문서 발췌 —
——

In [None]:
import torch

if torch.cuda.is_available():
    device = torch.device("cuda")
    print("✅ CUDA 사용 가능:", torch.cuda.get_device_name(0))
else:
    device = torch.device("cpu")
    print("⚠️ CUDA 불가능, CPU 사용")

In [None]:
from google.colab import files
import zipfile
import os

# part3를 대상으로 할 경우 학습용 dataset은 1800개 정도로 작은 편
uploaded = files.upload()
for fname in uploaded:
    if fname.endswith(".zip"):
        with zipfile.ZipFile(fname, 'r') as zip_ref:
            zip_ref.extractall(fname.replace(".zip", ""))
print("✅ 압축 해제 완료")

In [None]:
from PIL import Image
from torchvision import transforms

def load_image_and_label(image_path, label_path, target_size=(224, 224)):
    image = Image.open(image_path).convert("RGB")
    transform = transforms.Compose([
        transforms.Resize(target_size),
        transforms.ToTensor()
    ])
    image_tensor = transform(image)
    with open(label_path, "r") as f:
        parts = f.readline().strip().split()
        cls, x, y, w, h = map(float, parts)
    return image_tensor, (x, y, w, h), int(cls)

In [None]:
def box_iou(box1, box2, image_size):
    W, H = image_size
    def to_xyxy(box):
        x, y, w, h = box
        return (x - w/2)*W, (y - h/2)*H, (x + w/2)*W, (y + h/2)*H
    x1, y1, x2, y2 = to_xyxy(box1)
    x3, y3, x4, y4 = to_xyxy(box2)
    xi1, yi1 = max(x1,x3), max(y1,y3)
    xi2, yi2 = min(x2,x4), min(y2,y4)
    inter = max(xi2-xi1,0)*max(yi2-yi1,0)
    area1 = (x2-x1)*(y2-y1)
    area2 = (x4-x3)*(y4-y3)
    union = area1 + area2 - inter
    return inter/union if union > 0 else 0

In [None]:
from PIL import ImageDraw
import matplotlib.pyplot as plt

def draw_boxes(image_tensor, true_box, pred_box=None):
    image = transforms.ToPILImage()(image_tensor.squeeze(0).cpu())
    draw = ImageDraw.Draw(image)
    W, H = image.size
    x, y, w, h = true_box
    draw.rectangle([
        (x-w/2)*W, (y-h/2)*H, (x+w/2)*W, (y+h/2)*H
    ], outline="green", width=2)
    if pred_box:
        x, y, w, h = pred_box
        draw.rectangle([
            (x-w/2)*W, (y-h/2)*H, (x+w/2)*W, (y+h/2)*H
        ], outline="red", width=2)

——

제공된 정보 —
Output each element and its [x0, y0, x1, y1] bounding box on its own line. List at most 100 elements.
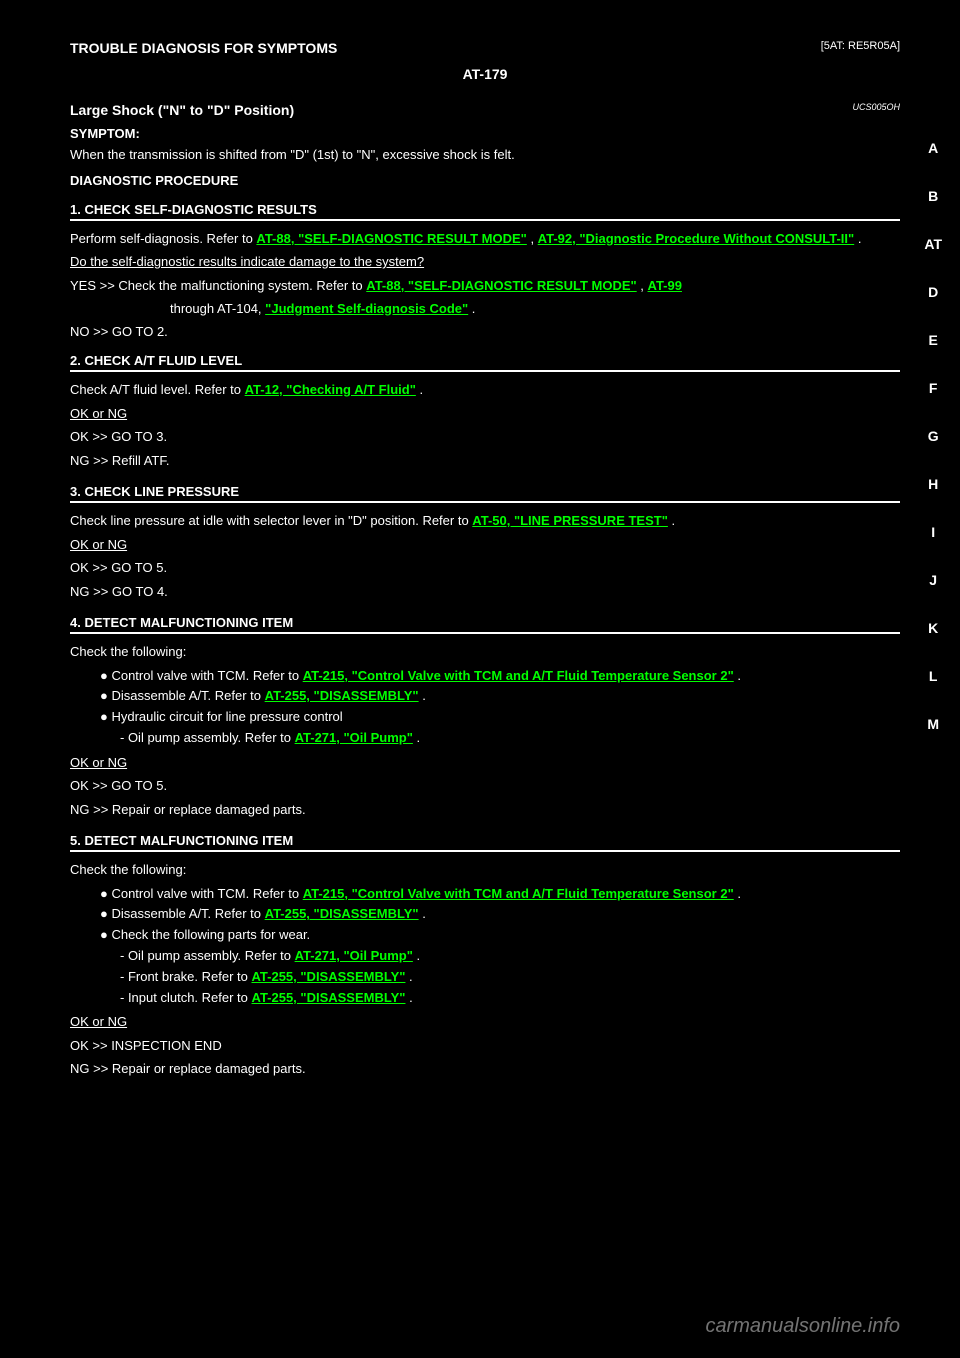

——

제시된 과제 1 —
문서 발췌를 읽고 다음 질문에 각각 한 줄로 답하십시오.
(a) load_image_and_label 함수에서 target_size의 기본값은 무엇입니까?
(b) 주석에 따르면 part3를 대상으로 할 경우 학습용 dataset은 몇 개 정도입니까?
(c) draw_boxes 함수에서 true_box의 사각형은 어떤 outline 색으로 그려집니까?
제시된 과제 2 —
문서 발췌에서 def로 정의된 함수의 이름을 모두 적으십시오. 다른 함수 안에서 정의된 함수도 포함합니다.
답은 목록이 아니라 문서 발췌만을 근거로 하십시오.

과제 결과 1 —
(a) (224, 224)
(b) 1800개 정도
(c) "green"

과제 결과 2 —
load_image_and_label
box_iou
to_xyxy
draw_boxes